» **WHAT IS EXPECTED**
Omit every image, and transcribe the remaining entries exactly as given.

[START EXERCISE MATERIALS]

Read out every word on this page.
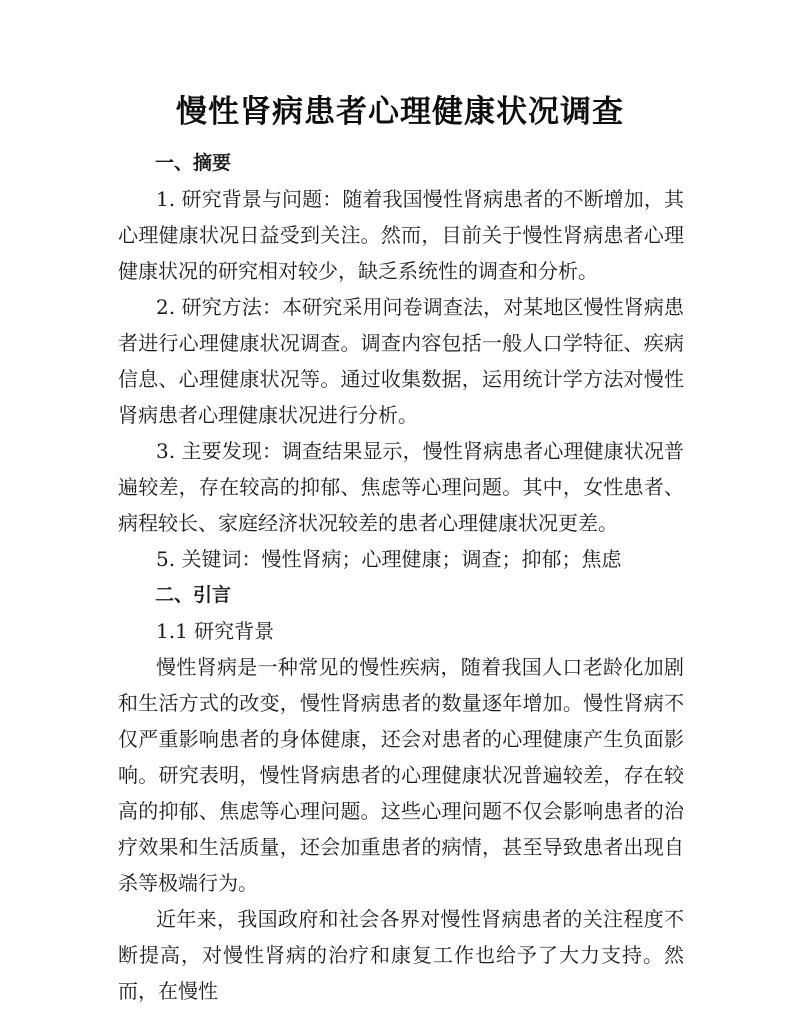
慢性肾病患者心理健康状况调查

一、摘要

1. 研究背景与问题：随着我国慢性肾病患者的不断增加，其心理健康状况日益受到关注。然而，目前关于慢性肾病患者心理健康状况的研究相对较少，缺乏系统性的调查和分析。

2. 研究方法：本研究采用问卷调查法，对某地区慢性肾病患者进行心理健康状况调查。调查内容包括一般人口学特征、疾病信息、心理健康状况等。通过收集数据，运用统计学方法对慢性肾病患者心理健康状况进行分析。

3. 主要发现：调查结果显示，慢性肾病患者心理健康状况普遍较差，存在较高的抑郁、焦虑等心理问题。其中，女性患者、病程较长、家庭经济状况较差的患者心理健康状况更差。

5. 关键词：慢性肾病；心理健康；调查；抑郁；焦虑

二、引言

1.1 研究背景

慢性肾病是一种常见的慢性疾病，随着我国人口老龄化加剧和生活方式的改变，慢性肾病患者的数量逐年增加。慢性肾病不仅严重影响患者的身体健康，还会对患者的心理健康产生负面影响。研究表明，慢性肾病患者的心理健康状况普遍较差，存在较高的抑郁、焦虑等心理问题。这些心理问题不仅会影响患者的治疗效果和生活质量，还会加重患者的病情，甚至导致患者出现自杀等极端行为。

近年来，我国政府和社会各界对慢性肾病患者的关注程度不断提高，对慢性肾病的治疗和康复工作也给予了大力支持。然而，在慢性
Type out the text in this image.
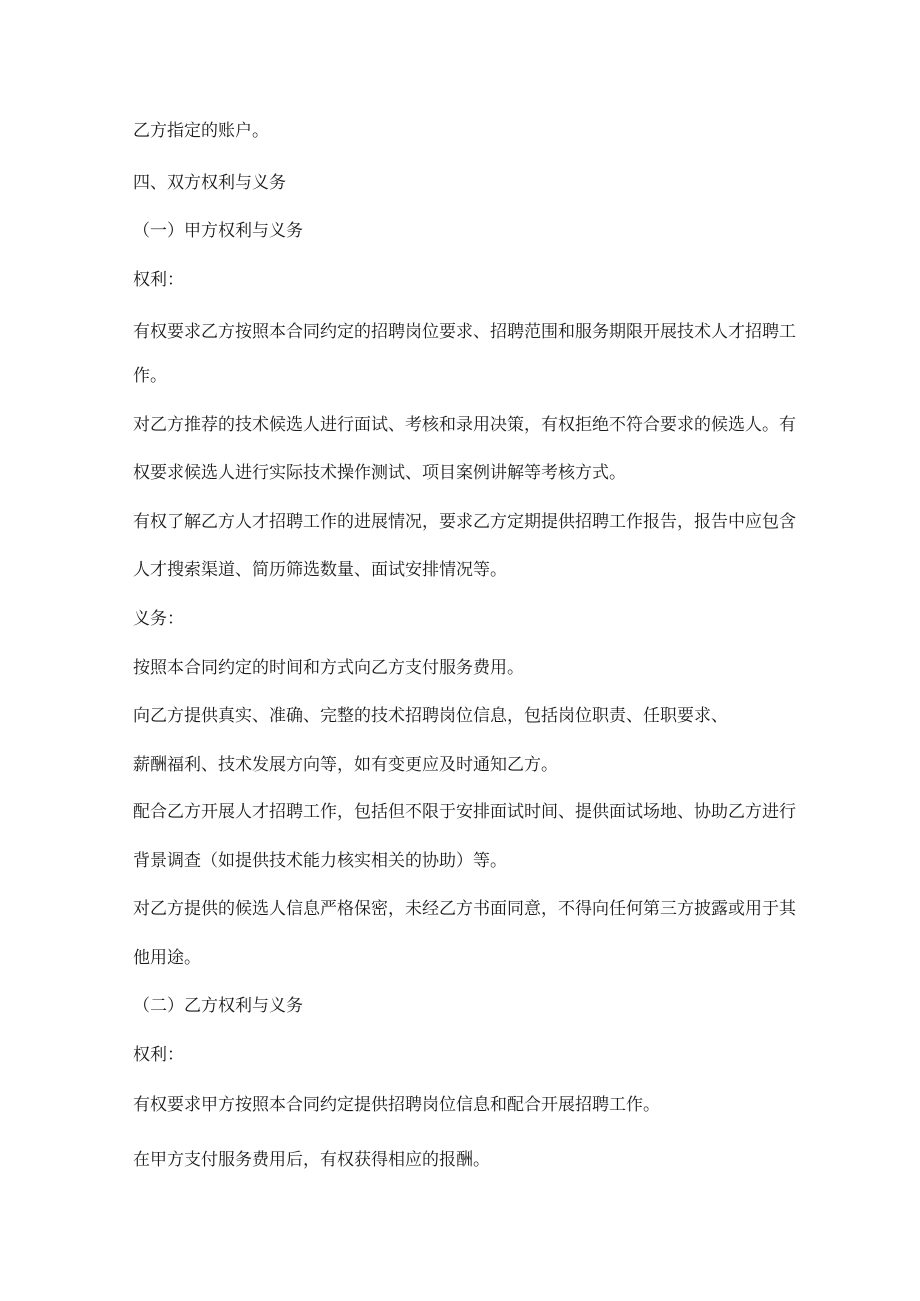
乙方指定的账户。
四、双方权利与义务
（一）甲方权利与义务
权利：
有权要求乙方按照本合同约定的招聘岗位要求、招聘范围和服务期限开展技术人才招聘工
作。
对乙方推荐的技术候选人进行面试、考核和录用决策，有权拒绝不符合要求的候选人。有
权要求候选人进行实际技术操作测试、项目案例讲解等考核方式。
有权了解乙方人才招聘工作的进展情况，要求乙方定期提供招聘工作报告，报告中应包含
人才搜索渠道、简历筛选数量、面试安排情况等。
义务：
按照本合同约定的时间和方式向乙方支付服务费用。
向乙方提供真实、准确、完整的技术招聘岗位信息，包括岗位职责、任职要求、
薪酬福利、技术发展方向等，如有变更应及时通知乙方。
配合乙方开展人才招聘工作，包括但不限于安排面试时间、提供面试场地、协助乙方进行
背景调查（如提供技术能力核实相关的协助）等。
对乙方提供的候选人信息严格保密，未经乙方书面同意，不得向任何第三方披露或用于其
他用途。
（二）乙方权利与义务
权利：
有权要求甲方按照本合同约定提供招聘岗位信息和配合开展招聘工作。
在甲方支付服务费用后，有权获得相应的报酬。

[END EXERCISE MATERIALS]

» **THE REPLY**
Read out every word on this page.
慢性肾病患者心理健康状况调查

一、摘要

1. 研究背景与问题：随着我国慢性肾病患者的不断增加，其心理健康状况日益受到关注。然而，目前关于慢性肾病患者心理健康状况的研究相对较少，缺乏系统性的调查和分析。

2. 研究方法：本研究采用问卷调查法，对某地区慢性肾病患者进行心理健康状况调查。调查内容包括一般人口学特征、疾病信息、心理健康状况等。通过收集数据，运用统计学方法对慢性肾病患者心理健康状况进行分析。

3. 主要发现：调查结果显示，慢性肾病患者心理健康状况普遍较差，存在较高的抑郁、焦虑等心理问题。其中，女性患者、病程较长、家庭经济状况较差的患者心理健康状况更差。

5. 关键词：慢性肾病；心理健康；调查；抑郁；焦虑

二、引言

1.1 研究背景

慢性肾病是一种常见的慢性疾病，随着我国人口老龄化加剧和生活方式的改变，慢性肾病患者的数量逐年增加。慢性肾病不仅严重影响患者的身体健康，还会对患者的心理健康产生负面影响。研究表明，慢性肾病患者的心理健康状况普遍较差，存在较高的抑郁、焦虑等心理问题。这些心理问题不仅会影响患者的治疗效果和生活质量，还会加重患者的病情，甚至导致患者出现自杀等极端行为。

近年来，我国政府和社会各界对慢性肾病患者的关注程度不断提高，对慢性肾病的治疗和康复工作也给予了大力支持。然而，在慢性
Type out the text in this image.
乙方指定的账户。
四、双方权利与义务
（一）甲方权利与义务
权利：
有权要求乙方按照本合同约定的招聘岗位要求、招聘范围和服务期限开展技术人才招聘工
作。
对乙方推荐的技术候选人进行面试、考核和录用决策，有权拒绝不符合要求的候选人。有
权要求候选人进行实际技术操作测试、项目案例讲解等考核方式。
有权了解乙方人才招聘工作的进展情况，要求乙方定期提供招聘工作报告，报告中应包含
人才搜索渠道、简历筛选数量、面试安排情况等。
义务：
按照本合同约定的时间和方式向乙方支付服务费用。
向乙方提供真实、准确、完整的技术招聘岗位信息，包括岗位职责、任职要求、
薪酬福利、技术发展方向等，如有变更应及时通知乙方。
配合乙方开展人才招聘工作，包括但不限于安排面试时间、提供面试场地、协助乙方进行
背景调查（如提供技术能力核实相关的协助）等。
对乙方提供的候选人信息严格保密，未经乙方书面同意，不得向任何第三方披露或用于其
他用途。
（二）乙方权利与义务
权利：
有权要求甲方按照本合同约定提供招聘岗位信息和配合开展招聘工作。
在甲方支付服务费用后，有权获得相应的报酬。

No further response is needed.